Data to use -
══════════════════════════════

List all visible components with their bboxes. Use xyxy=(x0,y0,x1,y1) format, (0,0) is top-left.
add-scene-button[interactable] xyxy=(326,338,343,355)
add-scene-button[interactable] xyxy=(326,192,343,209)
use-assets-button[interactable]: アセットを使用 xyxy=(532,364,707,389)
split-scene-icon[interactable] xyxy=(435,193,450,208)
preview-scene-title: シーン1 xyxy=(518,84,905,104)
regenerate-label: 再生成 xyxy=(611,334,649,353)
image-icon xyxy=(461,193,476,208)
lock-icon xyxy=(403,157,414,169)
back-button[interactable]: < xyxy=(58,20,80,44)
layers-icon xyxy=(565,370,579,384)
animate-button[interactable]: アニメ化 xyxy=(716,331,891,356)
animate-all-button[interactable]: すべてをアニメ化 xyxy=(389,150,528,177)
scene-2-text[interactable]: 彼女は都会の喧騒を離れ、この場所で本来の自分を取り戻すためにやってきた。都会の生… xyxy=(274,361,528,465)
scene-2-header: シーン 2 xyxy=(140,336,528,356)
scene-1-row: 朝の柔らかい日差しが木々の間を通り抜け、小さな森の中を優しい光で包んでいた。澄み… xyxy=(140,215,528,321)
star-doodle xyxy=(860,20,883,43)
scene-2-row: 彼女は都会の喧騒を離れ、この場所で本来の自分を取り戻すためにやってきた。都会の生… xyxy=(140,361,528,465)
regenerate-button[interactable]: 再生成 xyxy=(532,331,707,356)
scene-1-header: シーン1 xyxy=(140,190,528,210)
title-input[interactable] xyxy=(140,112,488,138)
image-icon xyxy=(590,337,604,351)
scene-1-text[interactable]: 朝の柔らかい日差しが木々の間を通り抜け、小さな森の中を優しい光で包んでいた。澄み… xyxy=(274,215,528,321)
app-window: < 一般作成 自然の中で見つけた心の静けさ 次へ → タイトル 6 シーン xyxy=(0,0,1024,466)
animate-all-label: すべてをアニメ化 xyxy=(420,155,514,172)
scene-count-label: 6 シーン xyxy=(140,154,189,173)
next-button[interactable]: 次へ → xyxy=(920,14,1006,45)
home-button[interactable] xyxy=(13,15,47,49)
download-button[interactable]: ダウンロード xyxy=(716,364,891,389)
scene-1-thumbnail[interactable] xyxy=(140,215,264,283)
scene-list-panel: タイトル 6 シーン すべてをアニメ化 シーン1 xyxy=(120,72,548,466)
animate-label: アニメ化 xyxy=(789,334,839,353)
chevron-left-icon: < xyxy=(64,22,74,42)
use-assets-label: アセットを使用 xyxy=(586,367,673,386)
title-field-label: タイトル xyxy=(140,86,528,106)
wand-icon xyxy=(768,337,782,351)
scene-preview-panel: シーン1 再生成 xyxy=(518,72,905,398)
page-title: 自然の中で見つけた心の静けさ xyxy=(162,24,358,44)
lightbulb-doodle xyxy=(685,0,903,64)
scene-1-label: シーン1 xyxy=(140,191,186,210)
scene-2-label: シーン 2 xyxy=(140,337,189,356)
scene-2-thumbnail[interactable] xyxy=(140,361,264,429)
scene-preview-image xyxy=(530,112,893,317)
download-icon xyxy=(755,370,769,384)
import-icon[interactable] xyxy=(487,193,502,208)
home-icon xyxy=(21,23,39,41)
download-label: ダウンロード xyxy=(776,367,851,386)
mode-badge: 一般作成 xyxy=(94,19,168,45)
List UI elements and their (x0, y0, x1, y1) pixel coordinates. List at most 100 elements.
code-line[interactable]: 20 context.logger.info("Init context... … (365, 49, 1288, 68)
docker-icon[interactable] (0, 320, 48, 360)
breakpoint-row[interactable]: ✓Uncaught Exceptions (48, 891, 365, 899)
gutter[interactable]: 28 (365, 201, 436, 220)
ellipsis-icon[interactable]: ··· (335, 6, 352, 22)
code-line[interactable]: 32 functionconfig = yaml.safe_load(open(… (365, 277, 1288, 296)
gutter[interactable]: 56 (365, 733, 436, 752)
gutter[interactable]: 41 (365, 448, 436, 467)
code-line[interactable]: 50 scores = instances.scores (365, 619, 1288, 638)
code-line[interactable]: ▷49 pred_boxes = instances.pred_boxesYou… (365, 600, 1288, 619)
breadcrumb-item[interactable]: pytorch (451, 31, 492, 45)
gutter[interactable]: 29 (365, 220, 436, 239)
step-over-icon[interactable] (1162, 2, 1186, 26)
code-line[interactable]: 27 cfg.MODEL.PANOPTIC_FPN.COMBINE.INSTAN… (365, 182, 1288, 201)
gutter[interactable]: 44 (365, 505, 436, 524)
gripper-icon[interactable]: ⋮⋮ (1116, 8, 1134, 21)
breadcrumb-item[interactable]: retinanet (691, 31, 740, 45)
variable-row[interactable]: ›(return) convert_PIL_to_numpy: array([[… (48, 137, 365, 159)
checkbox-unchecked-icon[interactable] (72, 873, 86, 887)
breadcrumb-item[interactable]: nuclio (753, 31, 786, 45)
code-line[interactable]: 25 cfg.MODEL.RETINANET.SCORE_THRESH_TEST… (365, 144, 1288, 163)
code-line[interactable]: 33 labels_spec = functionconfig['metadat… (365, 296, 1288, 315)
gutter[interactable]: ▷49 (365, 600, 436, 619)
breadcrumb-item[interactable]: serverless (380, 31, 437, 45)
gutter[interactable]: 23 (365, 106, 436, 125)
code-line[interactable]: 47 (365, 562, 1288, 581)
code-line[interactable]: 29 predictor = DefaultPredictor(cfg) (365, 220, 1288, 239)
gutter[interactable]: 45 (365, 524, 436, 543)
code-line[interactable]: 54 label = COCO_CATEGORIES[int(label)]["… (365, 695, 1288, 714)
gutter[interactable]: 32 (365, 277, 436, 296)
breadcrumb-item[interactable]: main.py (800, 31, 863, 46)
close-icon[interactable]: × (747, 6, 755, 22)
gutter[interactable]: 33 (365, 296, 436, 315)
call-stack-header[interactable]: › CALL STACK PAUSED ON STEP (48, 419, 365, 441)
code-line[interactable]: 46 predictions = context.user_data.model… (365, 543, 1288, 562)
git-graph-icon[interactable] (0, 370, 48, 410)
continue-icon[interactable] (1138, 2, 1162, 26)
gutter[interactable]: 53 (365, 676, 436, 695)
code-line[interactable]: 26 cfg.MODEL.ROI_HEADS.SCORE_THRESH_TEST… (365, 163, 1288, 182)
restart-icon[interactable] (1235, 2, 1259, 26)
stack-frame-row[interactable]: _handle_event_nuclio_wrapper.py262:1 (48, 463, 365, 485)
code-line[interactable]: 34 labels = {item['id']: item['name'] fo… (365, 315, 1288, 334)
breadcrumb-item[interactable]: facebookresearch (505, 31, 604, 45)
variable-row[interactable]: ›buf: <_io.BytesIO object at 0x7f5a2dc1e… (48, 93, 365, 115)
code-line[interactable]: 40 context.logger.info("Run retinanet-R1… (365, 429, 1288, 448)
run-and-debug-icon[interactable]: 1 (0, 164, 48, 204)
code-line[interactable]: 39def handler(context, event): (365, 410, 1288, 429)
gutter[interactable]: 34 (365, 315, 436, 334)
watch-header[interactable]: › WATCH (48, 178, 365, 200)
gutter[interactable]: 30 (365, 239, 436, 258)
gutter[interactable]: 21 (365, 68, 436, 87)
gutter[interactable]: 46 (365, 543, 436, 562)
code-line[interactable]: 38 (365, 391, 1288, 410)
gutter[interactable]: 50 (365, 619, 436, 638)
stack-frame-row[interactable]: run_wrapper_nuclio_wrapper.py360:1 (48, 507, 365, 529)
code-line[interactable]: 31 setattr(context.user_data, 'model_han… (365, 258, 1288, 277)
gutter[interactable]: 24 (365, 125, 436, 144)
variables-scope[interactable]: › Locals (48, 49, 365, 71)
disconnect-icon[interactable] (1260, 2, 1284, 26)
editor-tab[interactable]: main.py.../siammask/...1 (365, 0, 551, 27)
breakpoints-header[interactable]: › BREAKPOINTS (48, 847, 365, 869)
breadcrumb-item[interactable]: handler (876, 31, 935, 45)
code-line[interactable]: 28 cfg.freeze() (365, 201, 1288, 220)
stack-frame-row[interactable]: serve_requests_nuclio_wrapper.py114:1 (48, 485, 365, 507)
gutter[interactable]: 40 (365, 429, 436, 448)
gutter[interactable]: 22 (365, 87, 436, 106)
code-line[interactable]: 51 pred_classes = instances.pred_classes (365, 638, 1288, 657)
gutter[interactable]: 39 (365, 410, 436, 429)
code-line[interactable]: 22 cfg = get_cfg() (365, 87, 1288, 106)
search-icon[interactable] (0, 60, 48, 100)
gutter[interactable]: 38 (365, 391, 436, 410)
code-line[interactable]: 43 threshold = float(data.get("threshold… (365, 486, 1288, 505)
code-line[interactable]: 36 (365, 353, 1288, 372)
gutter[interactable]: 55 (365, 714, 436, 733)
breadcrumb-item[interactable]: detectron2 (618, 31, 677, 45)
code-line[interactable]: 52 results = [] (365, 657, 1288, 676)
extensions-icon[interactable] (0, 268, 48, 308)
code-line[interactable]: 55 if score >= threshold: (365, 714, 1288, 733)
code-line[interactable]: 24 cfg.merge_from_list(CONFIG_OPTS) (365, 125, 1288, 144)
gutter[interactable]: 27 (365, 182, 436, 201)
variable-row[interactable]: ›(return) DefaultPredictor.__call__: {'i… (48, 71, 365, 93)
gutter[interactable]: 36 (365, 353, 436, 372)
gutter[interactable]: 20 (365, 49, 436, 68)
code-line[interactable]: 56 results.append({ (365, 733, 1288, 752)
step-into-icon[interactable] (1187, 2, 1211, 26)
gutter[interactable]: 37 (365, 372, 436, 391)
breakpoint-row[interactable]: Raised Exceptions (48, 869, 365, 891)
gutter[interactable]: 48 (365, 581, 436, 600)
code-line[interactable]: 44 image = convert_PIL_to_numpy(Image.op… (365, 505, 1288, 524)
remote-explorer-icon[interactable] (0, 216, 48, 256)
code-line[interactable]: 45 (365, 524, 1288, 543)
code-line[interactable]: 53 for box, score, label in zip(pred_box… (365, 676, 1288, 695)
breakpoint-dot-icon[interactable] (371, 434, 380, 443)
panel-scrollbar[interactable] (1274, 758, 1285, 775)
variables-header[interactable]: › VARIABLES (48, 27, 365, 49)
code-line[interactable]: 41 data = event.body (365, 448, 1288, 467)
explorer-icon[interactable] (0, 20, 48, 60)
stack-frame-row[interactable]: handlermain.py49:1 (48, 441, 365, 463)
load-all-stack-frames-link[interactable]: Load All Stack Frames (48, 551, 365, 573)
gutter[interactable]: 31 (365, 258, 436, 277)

══════════════════════════════

Aim - Reproduce everything from the start of the listing down to and including the line containing "use-assets-label: アセットを使用 xyxy=(586,367,673,386)", keeping each line unchanged.

Solution to this problem -
List all visible components with their bboxes. Use xyxy=(x0,y0,x1,y1) format, (0,0) is top-left.
add-scene-button[interactable] xyxy=(326,338,343,355)
add-scene-button[interactable] xyxy=(326,192,343,209)
use-assets-button[interactable]: アセットを使用 xyxy=(532,364,707,389)
split-scene-icon[interactable] xyxy=(435,193,450,208)
preview-scene-title: シーン1 xyxy=(518,84,905,104)
regenerate-label: 再生成 xyxy=(611,334,649,353)
image-icon xyxy=(461,193,476,208)
lock-icon xyxy=(403,157,414,169)
back-button[interactable]: < xyxy=(58,20,80,44)
layers-icon xyxy=(565,370,579,384)
animate-button[interactable]: アニメ化 xyxy=(716,331,891,356)
animate-all-button[interactable]: すべてをアニメ化 xyxy=(389,150,528,177)
scene-2-text[interactable]: 彼女は都会の喧騒を離れ、この場所で本来の自分を取り戻すためにやってきた。都会の生… xyxy=(274,361,528,465)
scene-2-header: シーン 2 xyxy=(140,336,528,356)
scene-1-row: 朝の柔らかい日差しが木々の間を通り抜け、小さな森の中を優しい光で包んでいた。澄み… xyxy=(140,215,528,321)
star-doodle xyxy=(860,20,883,43)
scene-2-row: 彼女は都会の喧騒を離れ、この場所で本来の自分を取り戻すためにやってきた。都会の生… xyxy=(140,361,528,465)
regenerate-button[interactable]: 再生成 xyxy=(532,331,707,356)
scene-1-header: シーン1 xyxy=(140,190,528,210)
title-input[interactable] xyxy=(140,112,488,138)
image-icon xyxy=(590,337,604,351)
scene-1-text[interactable]: 朝の柔らかい日差しが木々の間を通り抜け、小さな森の中を優しい光で包んでいた。澄み… xyxy=(274,215,528,321)
app-window: < 一般作成 自然の中で見つけた心の静けさ 次へ → タイトル 6 シーン xyxy=(0,0,1024,466)
animate-all-label: すべてをアニメ化 xyxy=(420,155,514,172)
scene-count-label: 6 シーン xyxy=(140,154,189,173)
next-button[interactable]: 次へ → xyxy=(920,14,1006,45)
home-button[interactable] xyxy=(13,15,47,49)
download-button[interactable]: ダウンロード xyxy=(716,364,891,389)
scene-1-thumbnail[interactable] xyxy=(140,215,264,283)
scene-list-panel: タイトル 6 シーン すべてをアニメ化 シーン1 xyxy=(120,72,548,466)
animate-label: アニメ化 xyxy=(789,334,839,353)
chevron-left-icon: < xyxy=(64,22,74,42)
use-assets-label: アセットを使用 xyxy=(586,367,673,386)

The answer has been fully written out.